◆ Exercise aim: Output the records. Match them exactly.

◆ Data rows:
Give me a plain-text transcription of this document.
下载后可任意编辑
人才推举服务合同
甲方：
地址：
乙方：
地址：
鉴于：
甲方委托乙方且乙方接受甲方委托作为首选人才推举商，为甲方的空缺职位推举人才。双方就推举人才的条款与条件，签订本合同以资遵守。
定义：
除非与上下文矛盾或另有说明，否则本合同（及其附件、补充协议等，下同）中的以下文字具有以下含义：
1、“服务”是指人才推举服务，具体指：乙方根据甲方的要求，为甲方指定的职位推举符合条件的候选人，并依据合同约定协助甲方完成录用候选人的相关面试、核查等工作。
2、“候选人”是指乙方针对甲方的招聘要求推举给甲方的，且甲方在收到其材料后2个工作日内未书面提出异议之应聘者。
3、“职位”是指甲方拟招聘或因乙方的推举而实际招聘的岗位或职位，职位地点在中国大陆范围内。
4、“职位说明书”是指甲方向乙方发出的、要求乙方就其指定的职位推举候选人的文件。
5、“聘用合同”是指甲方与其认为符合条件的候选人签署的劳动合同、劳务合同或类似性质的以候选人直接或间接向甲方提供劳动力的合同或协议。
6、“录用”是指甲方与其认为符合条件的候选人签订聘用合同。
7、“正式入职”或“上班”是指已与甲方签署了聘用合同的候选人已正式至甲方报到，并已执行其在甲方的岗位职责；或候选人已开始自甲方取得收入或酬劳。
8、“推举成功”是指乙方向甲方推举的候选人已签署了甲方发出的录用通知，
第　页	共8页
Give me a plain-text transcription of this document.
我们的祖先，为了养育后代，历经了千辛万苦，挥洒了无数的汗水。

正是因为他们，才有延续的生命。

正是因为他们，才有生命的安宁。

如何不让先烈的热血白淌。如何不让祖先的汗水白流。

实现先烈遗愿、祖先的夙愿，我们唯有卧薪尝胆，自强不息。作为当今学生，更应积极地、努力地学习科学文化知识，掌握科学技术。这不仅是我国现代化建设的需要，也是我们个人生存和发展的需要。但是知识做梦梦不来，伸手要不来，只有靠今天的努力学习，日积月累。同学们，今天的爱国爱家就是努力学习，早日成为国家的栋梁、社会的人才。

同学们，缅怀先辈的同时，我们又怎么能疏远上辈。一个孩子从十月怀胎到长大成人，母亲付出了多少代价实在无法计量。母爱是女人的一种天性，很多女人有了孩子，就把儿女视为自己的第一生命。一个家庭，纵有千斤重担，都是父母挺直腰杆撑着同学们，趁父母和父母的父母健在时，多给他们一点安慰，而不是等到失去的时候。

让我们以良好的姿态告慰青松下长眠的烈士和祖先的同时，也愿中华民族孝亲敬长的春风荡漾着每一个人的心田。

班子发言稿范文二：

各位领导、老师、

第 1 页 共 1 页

◆ Answer to the problem:
Give me a plain-text transcription of this document.
下载后可任意编辑
人才推举服务合同
甲方：
地址：
乙方：
地址：
鉴于：
甲方委托乙方且乙方接受甲方委托作为首选人才推举商，为甲方的空缺职位推举人才。双方就推举人才的条款与条件，签订本合同以资遵守。
定义：
除非与上下文矛盾或另有说明，否则本合同（及其附件、补充协议等，下同）中的以下文字具有以下含义：
1、“服务”是指人才推举服务，具体指：乙方根据甲方的要求，为甲方指定的职位推举符合条件的候选人，并依据合同约定协助甲方完成录用候选人的相关面试、核查等工作。
2、“候选人”是指乙方针对甲方的招聘要求推举给甲方的，且甲方在收到其材料后2个工作日内未书面提出异议之应聘者。
3、“职位”是指甲方拟招聘或因乙方的推举而实际招聘的岗位或职位，职位地点在中国大陆范围内。
4、“职位说明书”是指甲方向乙方发出的、要求乙方就其指定的职位推举候选人的文件。
5、“聘用合同”是指甲方与其认为符合条件的候选人签署的劳动合同、劳务合同或类似性质的以候选人直接或间接向甲方提供劳动力的合同或协议。
6、“录用”是指甲方与其认为符合条件的候选人签订聘用合同。
7、“正式入职”或“上班”是指已与甲方签署了聘用合同的候选人已正式至甲方报到，并已执行其在甲方的岗位职责；或候选人已开始自甲方取得收入或酬劳。
8、“推举成功”是指乙方向甲方推举的候选人已签署了甲方发出的录用通知，
第　页	共8页
Give me a plain-text transcription of this document.
我们的祖先，为了养育后代，历经了千辛万苦，挥洒了无数的汗水。

正是因为他们，才有延续的生命。

正是因为他们，才有生命的安宁。

如何不让先烈的热血白淌。如何不让祖先的汗水白流。

实现先烈遗愿、祖先的夙愿，我们唯有卧薪尝胆，自强不息。作为当今学生，更应积极地、努力地学习科学文化知识，掌握科学技术。这不仅是我国现代化建设的需要，也是我们个人生存和发展的需要。但是知识做梦梦不来，伸手要不来，只有靠今天的努力学习，日积月累。同学们，今天的爱国爱家就是努力学习，早日成为国家的栋梁、社会的人才。

同学们，缅怀先辈的同时，我们又怎么能疏远上辈。一个孩子从十月怀胎到长大成人，母亲付出了多少代价实在无法计量。母爱是女人的一种天性，很多女人有了孩子，就把儿女视为自己的第一生命。一个家庭，纵有千斤重担，都是父母挺直腰杆撑着同学们，趁父母和父母的父母健在时，多给他们一点安慰，而不是等到失去的时候。

让我们以良好的姿态告慰青松下长眠的烈士和祖先的同时，也愿中华民族孝亲敬长的春风荡漾着每一个人的心田。

班子发言稿范文二：

各位领导、老师、

第 1 页 共 1 页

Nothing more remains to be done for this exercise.